Exercise objective >> Nothing outside the range is to be copied. From the entries below, reproduce exactly the lines starting at the one with "What's the underlying" and ending at the one with "Read all visible content and emit it as JSON.", without pictures.

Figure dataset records
● ● ●
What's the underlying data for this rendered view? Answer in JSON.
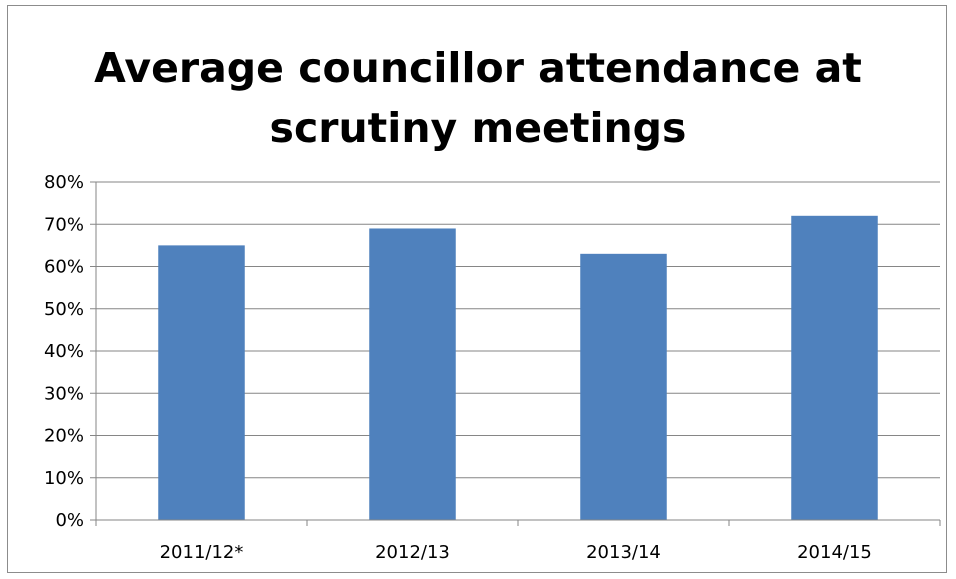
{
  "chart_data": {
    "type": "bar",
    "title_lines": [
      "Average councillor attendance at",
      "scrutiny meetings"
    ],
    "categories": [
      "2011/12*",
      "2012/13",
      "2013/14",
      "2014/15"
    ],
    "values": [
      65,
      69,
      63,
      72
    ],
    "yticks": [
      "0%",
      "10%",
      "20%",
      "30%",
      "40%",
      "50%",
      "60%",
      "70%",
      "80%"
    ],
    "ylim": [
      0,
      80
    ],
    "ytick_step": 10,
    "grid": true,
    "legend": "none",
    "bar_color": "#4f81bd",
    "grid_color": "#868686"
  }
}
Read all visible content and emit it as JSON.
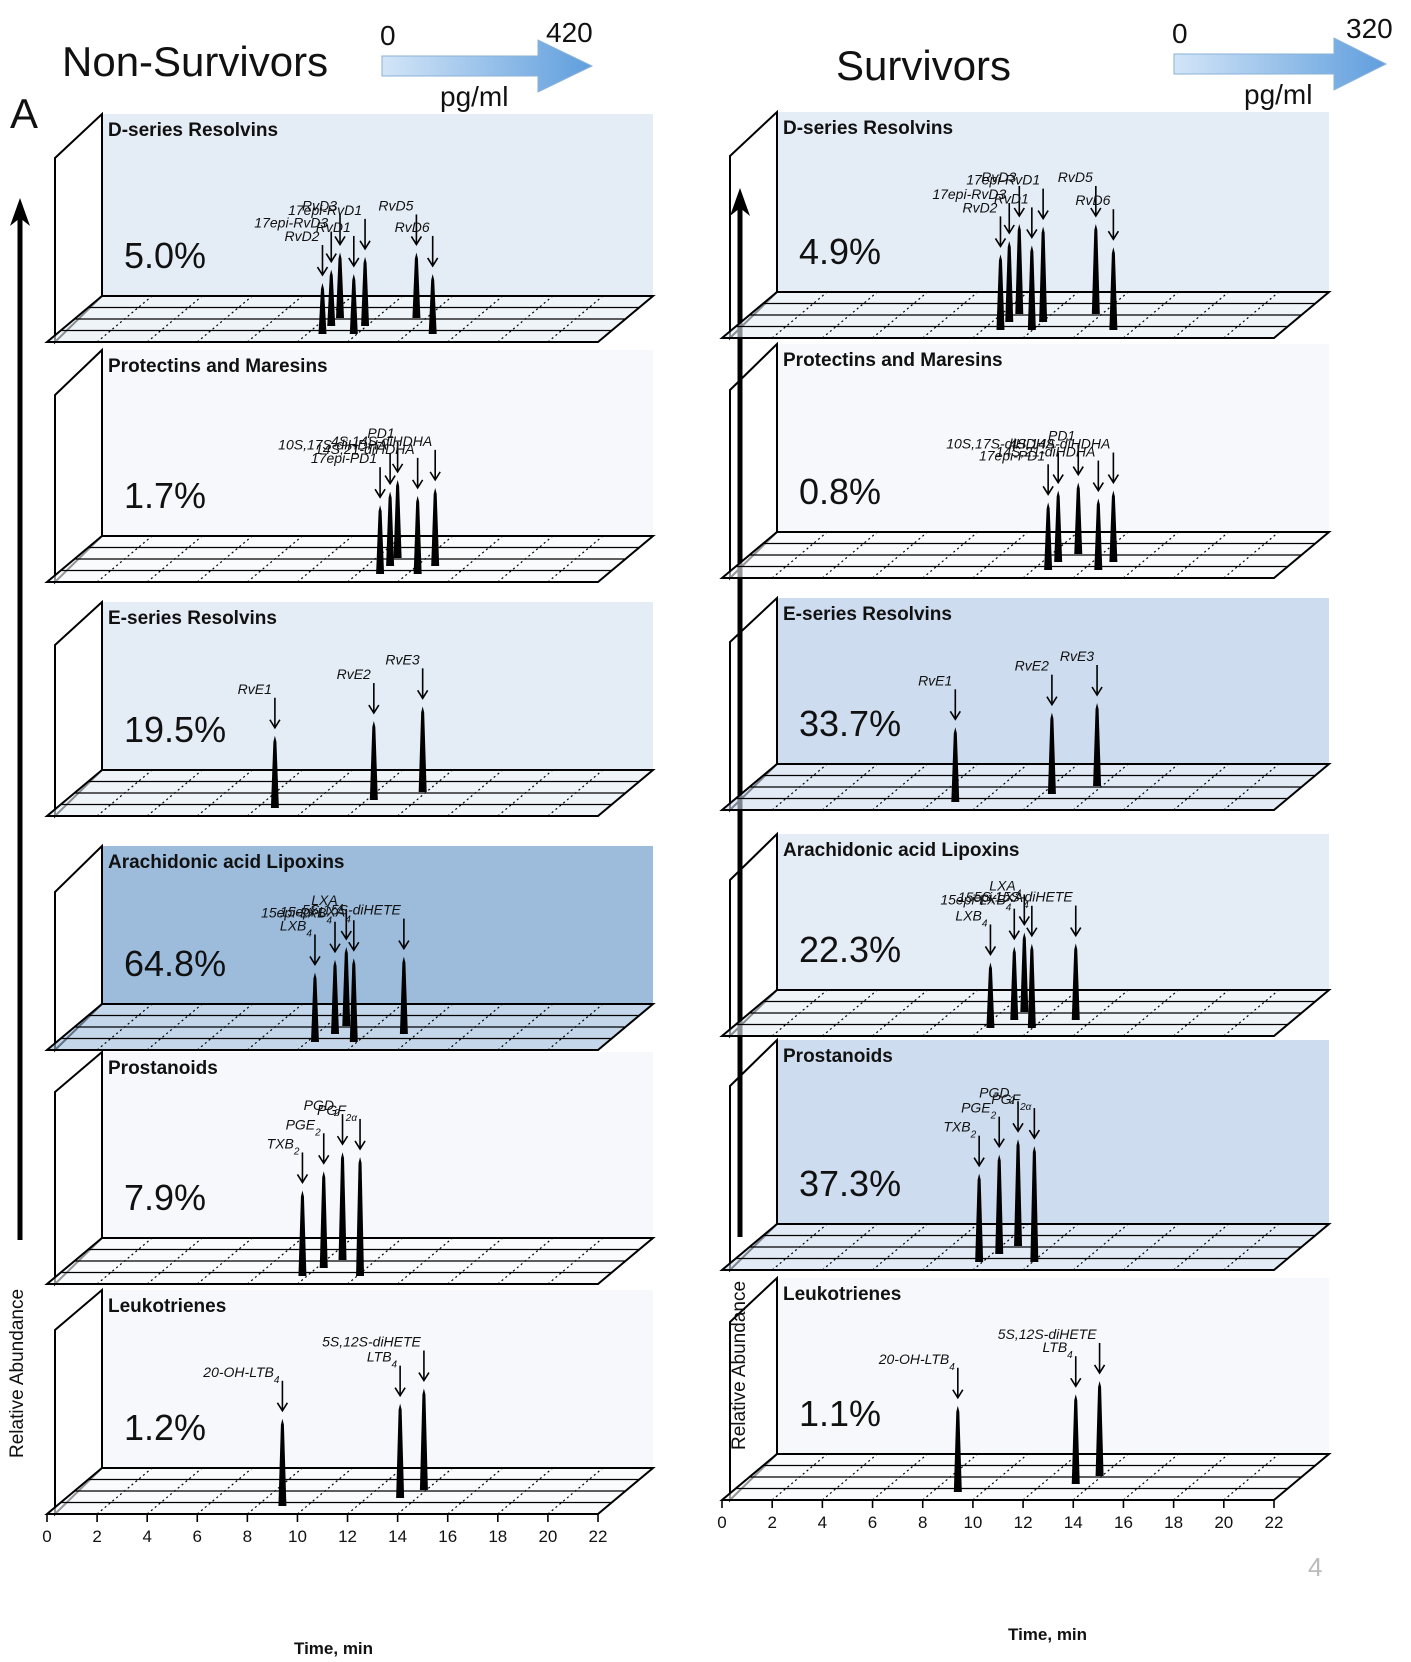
● ● ●
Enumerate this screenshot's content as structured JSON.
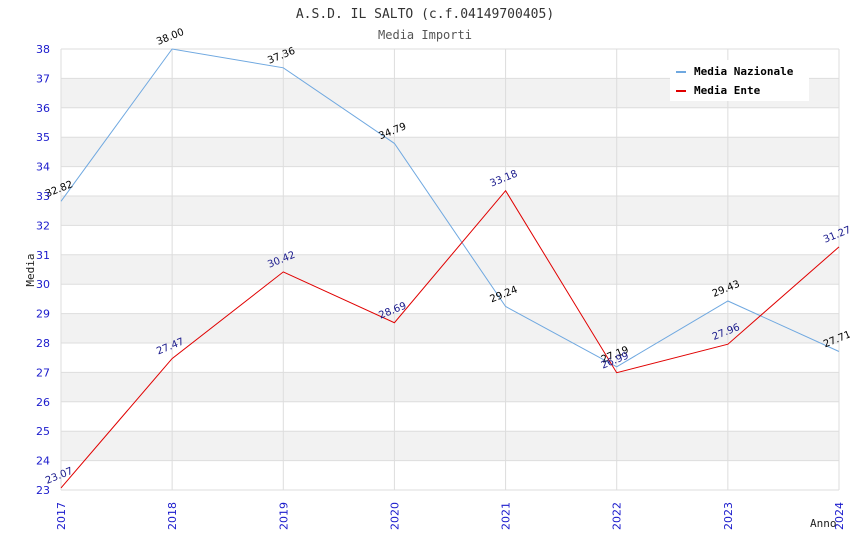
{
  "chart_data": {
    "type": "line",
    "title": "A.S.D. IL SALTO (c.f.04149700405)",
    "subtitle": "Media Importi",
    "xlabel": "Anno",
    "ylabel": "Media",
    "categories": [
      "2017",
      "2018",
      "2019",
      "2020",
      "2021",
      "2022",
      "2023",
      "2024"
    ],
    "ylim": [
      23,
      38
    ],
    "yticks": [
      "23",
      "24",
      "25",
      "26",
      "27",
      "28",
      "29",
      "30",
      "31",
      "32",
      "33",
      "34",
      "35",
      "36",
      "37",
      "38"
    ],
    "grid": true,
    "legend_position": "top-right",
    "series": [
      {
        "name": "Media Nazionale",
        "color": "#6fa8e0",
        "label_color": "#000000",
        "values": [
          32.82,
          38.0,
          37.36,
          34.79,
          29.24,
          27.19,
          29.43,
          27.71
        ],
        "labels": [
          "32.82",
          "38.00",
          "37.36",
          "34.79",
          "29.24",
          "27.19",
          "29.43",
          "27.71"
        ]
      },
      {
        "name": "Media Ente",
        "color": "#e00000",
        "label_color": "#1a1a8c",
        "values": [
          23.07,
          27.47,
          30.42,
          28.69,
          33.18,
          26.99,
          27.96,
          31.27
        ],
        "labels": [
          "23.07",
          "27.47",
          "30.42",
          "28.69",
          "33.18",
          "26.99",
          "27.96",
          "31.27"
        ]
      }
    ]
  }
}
● ● ●
Worked answer >>
What's the underlying data for this rendered view? Answer in JSON.
{
  "chart_data": {
    "type": "bar",
    "title_lines": [
      "Average councillor attendance at",
      "scrutiny meetings"
    ],
    "categories": [
      "2011/12*",
      "2012/13",
      "2013/14",
      "2014/15"
    ],
    "values": [
      65,
      69,
      63,
      72
    ],
    "yticks": [
      "0%",
      "10%",
      "20%",
      "30%",
      "40%",
      "50%",
      "60%",
      "70%",
      "80%"
    ],
    "ylim": [
      0,
      80
    ],
    "ytick_step": 10,
    "grid": true,
    "legend": "none",
    "bar_color": "#4f81bd",
    "grid_color": "#868686"
  }
}
Read all visible content and emit it as JSON.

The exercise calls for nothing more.